Excerpted passage:
'''

Jeff Berkowitz: So you have to professionalize that? Do you need a new Cook County Sheriff?
Tony Peraica: You need to professionalize some of it. You need to privatize some of it. You need to do things that are necessary to provide a cost-effective service at the lowest possible price.
Jeff Berkowitz: Is that Peter Garza’s platform? He’s the Republican nominee?
Tony Peraica: You will have to have Peter Garza on this show and ask him that question.
Jeff Berkowitz: You support Peter Garza over Tom Dart to replace Sheriff Sheehan?
Tony Peraica: I think Peter Garza is superiorly qualified to Tom Dart to run the county jail. He [Garza] has twenty two years of experience in the area of corrections and he would be a far superior sheriff to Dart, who’s a fine man. I know him [Dart], but he came there [Chief of Staff for Sheriff Sheehan and Democratic Nominee for Sheriff] through political patronage from the 19th ward [Land of Tom Hynes]. And, really, he didn’t come to the office of being a Sheriff of Cook County through great skill or experience.
Jeff Berkowitz: Are you going to get your fellow Democratic reformers to support you? Mike Quigley has said he’s going to support any Democrat, including Todd Stroger, over you, the Republican.

'''

Given information:
'''

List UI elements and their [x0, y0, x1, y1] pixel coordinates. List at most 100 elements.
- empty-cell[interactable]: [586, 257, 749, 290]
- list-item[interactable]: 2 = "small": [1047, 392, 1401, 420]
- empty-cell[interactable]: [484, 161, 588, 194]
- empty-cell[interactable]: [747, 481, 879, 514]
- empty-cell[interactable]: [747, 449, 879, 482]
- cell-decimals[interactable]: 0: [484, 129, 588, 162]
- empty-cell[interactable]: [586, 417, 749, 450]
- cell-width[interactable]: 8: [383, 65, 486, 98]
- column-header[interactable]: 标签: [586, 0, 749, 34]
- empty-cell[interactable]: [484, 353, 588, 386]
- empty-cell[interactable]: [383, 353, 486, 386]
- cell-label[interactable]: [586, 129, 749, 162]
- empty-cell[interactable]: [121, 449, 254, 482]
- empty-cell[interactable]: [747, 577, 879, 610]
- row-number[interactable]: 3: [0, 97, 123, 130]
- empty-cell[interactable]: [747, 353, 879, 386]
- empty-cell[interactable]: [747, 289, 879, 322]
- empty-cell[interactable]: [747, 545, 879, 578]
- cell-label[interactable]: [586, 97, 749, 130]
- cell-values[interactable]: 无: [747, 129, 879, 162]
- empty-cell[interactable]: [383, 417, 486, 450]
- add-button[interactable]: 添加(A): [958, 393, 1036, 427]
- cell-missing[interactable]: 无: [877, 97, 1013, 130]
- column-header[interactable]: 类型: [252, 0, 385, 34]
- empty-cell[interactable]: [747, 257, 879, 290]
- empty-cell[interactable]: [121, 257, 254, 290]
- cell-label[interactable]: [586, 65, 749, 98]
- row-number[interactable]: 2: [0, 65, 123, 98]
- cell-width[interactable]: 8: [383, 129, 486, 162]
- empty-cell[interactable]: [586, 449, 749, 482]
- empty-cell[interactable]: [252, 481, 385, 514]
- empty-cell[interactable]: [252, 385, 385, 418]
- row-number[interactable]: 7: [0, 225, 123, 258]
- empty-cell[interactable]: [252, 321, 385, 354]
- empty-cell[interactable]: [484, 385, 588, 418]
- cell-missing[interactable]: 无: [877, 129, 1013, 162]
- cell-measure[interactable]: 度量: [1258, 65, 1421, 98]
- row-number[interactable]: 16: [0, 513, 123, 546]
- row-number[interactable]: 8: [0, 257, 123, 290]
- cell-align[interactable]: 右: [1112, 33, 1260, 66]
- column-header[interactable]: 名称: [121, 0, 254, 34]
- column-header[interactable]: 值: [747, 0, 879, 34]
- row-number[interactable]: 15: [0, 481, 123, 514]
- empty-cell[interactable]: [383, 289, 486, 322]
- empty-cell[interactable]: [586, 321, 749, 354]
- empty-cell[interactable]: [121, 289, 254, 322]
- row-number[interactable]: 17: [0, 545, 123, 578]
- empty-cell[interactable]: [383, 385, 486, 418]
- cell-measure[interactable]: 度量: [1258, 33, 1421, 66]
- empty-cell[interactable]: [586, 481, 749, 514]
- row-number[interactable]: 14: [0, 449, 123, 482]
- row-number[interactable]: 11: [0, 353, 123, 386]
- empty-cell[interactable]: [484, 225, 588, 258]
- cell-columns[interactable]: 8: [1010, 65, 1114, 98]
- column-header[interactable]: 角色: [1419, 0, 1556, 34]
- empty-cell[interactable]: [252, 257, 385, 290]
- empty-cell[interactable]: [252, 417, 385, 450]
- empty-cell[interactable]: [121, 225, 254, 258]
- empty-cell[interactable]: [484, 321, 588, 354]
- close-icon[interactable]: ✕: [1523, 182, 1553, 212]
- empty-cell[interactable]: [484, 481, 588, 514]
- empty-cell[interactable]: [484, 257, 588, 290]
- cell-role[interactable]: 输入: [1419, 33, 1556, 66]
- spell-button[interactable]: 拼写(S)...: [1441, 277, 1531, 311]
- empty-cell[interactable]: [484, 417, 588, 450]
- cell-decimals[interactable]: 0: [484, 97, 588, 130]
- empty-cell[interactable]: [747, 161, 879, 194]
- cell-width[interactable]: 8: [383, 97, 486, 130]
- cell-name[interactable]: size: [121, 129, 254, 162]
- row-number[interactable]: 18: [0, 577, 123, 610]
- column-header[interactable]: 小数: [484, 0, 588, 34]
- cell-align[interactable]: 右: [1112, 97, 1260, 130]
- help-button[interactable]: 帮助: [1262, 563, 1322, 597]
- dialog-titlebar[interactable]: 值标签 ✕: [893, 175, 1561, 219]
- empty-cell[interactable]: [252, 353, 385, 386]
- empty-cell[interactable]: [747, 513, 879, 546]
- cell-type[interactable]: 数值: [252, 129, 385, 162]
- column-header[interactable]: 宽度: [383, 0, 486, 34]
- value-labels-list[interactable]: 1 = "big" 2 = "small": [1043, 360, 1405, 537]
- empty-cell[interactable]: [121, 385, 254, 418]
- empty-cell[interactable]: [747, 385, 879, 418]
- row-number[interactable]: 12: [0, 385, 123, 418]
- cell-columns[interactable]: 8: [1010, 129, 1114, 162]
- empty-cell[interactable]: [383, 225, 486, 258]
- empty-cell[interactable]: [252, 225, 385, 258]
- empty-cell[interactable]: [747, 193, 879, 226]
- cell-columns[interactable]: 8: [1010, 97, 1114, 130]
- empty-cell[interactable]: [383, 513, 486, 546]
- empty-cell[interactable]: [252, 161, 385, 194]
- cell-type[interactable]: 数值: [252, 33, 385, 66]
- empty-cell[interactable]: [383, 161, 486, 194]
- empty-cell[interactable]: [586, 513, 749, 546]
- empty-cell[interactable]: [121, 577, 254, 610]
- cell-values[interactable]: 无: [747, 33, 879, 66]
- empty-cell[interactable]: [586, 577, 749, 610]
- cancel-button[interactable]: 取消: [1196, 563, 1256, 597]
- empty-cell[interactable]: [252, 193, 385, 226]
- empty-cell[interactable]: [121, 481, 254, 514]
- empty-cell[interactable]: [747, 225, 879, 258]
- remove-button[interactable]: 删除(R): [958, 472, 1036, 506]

'''

Your tasks:
(A) In the interview, how many years of experience in corrections does Tony Peraica say Peter Garza has?
(B) Pick up the interview between Jeff Berkowitz and Tony Peraica right after its last line and keep it going.
The rows are separate material and have nothing to do with the interview text.

Answers to the tasks:
(A) Twenty-two years.

(B)
Tony Peraica: Well, I would like to see Commissioner Quigley pushing for Todd Stroger on the Near North Side in the 43rd and 44th wards. I think that will get him a lot of credibility.
Jeff Berkowitz:What about Forrest Claypool? He couldn’t win the Democratic primary [for the Cook County Board President nomination], in part because he couldn’t get the very popular U.S. Senator Barack Obama to endorse him.Tony Peraica: Right.
Jeff Berkowitz: Barack didn’t endorse John Stroger, but he didn’t endorse Claypool—Barack said some nice things about Claypool [the day before the primary election]. Do you think you can get Forrest Claypool to say nice things about Tony Peraica?
Tony Peraica: Forrest Claypool and I have an excellent working relationship. We are, I would say, friends, outside of the County Board.
Jeff Berkowitz: Yes or no? Can you get him to support you?
Tony Peraica: Yes. I think I can.
Jeff Berkowitz: All right. We’re going to continue to speak as the credits roll, but I very much want to thank our guest, Tony Peraica, who is a Cook County Commissioner. He is the Republican nominee for President of the Cook County Board. As we tape this on July 9th of the year 2006, we anticipate his opponent in the general election will be Democrat Todd Stroger. That’s what we anticipate.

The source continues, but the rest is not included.